▶ **Written problem**
Count how many lines hold the word "small" and give that number as the whole answer.

--- Start ---

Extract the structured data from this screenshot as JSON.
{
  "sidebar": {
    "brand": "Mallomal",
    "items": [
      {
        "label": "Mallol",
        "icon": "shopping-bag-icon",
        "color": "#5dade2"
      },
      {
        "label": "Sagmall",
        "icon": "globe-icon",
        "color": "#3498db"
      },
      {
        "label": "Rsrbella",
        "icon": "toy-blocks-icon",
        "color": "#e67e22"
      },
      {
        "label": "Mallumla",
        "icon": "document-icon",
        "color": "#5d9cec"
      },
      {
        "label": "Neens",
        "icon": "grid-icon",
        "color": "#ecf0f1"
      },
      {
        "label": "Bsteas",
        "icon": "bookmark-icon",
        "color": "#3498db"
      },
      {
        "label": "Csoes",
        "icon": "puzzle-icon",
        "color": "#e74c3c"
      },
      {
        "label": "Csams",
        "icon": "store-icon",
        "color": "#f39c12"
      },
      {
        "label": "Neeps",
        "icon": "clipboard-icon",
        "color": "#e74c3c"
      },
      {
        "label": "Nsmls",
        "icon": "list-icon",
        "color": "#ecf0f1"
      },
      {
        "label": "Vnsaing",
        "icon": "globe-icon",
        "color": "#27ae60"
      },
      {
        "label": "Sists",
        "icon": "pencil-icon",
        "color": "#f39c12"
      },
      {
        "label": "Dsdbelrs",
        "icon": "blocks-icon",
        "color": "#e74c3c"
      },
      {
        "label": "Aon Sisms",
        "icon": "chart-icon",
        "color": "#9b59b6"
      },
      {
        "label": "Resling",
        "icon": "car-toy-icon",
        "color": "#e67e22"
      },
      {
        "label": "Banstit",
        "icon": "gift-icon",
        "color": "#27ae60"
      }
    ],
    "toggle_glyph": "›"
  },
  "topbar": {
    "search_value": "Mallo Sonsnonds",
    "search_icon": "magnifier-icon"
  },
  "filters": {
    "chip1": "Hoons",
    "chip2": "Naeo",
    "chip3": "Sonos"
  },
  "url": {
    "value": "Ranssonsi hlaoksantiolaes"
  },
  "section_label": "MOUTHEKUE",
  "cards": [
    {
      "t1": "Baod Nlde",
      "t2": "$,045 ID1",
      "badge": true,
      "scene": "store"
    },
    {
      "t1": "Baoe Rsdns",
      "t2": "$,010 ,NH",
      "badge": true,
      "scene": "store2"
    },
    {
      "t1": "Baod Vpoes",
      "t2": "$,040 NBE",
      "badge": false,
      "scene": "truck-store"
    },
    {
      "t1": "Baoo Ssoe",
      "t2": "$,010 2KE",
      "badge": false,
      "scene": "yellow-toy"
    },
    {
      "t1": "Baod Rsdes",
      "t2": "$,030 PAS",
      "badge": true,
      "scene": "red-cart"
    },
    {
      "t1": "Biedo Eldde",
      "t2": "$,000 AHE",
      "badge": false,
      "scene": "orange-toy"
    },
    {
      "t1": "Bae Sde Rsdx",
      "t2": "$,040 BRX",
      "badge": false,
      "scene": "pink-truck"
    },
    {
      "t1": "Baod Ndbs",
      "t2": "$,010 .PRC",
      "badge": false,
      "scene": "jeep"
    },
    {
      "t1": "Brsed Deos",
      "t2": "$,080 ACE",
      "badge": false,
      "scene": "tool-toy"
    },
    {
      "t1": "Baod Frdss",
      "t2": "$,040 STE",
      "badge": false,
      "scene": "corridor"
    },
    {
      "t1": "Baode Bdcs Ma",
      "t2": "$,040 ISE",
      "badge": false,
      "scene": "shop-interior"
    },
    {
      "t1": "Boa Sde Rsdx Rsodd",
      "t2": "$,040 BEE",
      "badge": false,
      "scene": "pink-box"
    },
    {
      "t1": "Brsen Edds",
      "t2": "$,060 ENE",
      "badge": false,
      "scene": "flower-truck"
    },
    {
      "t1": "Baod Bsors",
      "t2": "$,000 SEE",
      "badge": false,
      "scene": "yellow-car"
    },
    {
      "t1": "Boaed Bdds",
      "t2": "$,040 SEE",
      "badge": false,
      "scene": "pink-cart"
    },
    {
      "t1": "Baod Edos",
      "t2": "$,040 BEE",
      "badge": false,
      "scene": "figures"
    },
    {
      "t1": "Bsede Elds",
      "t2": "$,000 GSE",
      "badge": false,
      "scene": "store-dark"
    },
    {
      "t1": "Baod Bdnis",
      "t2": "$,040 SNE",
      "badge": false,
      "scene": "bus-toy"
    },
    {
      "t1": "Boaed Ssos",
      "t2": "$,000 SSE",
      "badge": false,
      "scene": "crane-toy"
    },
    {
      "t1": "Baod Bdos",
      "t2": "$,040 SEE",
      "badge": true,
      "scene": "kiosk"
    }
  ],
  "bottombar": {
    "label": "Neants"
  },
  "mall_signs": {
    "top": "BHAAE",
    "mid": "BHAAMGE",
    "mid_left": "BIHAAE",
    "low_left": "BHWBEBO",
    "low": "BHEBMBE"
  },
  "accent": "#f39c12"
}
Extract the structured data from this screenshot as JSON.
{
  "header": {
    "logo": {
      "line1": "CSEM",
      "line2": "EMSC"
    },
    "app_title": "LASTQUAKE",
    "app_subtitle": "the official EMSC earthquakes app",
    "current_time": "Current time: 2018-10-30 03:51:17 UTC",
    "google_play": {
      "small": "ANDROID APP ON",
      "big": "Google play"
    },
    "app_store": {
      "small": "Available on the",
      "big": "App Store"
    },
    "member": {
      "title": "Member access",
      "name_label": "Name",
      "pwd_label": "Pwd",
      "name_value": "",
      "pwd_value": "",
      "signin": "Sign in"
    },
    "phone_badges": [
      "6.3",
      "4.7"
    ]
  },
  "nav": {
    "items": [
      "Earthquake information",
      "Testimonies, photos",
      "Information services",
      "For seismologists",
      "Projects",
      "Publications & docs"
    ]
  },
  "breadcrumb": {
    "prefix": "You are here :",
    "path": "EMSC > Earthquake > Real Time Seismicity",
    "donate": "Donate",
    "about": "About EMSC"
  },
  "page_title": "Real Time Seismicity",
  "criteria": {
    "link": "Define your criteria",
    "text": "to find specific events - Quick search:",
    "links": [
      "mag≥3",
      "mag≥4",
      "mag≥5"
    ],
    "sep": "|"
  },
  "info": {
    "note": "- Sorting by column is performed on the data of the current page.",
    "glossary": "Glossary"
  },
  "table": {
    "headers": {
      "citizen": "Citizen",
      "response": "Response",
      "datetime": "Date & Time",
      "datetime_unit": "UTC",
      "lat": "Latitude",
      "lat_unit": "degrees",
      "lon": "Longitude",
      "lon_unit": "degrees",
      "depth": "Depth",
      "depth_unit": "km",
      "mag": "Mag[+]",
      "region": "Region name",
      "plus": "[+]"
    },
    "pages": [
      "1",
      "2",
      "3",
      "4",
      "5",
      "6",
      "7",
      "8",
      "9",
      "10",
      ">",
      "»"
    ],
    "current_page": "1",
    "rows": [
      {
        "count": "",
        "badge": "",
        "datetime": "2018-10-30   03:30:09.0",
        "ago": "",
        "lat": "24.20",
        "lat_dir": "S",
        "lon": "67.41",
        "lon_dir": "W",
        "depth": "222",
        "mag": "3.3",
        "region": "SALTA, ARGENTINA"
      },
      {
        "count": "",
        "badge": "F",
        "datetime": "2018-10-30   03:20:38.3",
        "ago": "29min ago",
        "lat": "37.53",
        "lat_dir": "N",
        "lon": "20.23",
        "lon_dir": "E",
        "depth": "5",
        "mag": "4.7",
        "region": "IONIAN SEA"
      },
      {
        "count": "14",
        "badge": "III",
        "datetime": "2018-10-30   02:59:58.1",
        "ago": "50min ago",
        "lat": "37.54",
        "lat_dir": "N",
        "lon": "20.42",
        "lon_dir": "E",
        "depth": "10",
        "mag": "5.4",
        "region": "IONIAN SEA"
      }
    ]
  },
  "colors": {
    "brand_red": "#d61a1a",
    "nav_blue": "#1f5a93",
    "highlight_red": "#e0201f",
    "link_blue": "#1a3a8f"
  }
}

--- End ---

▶ **Exercise output**
2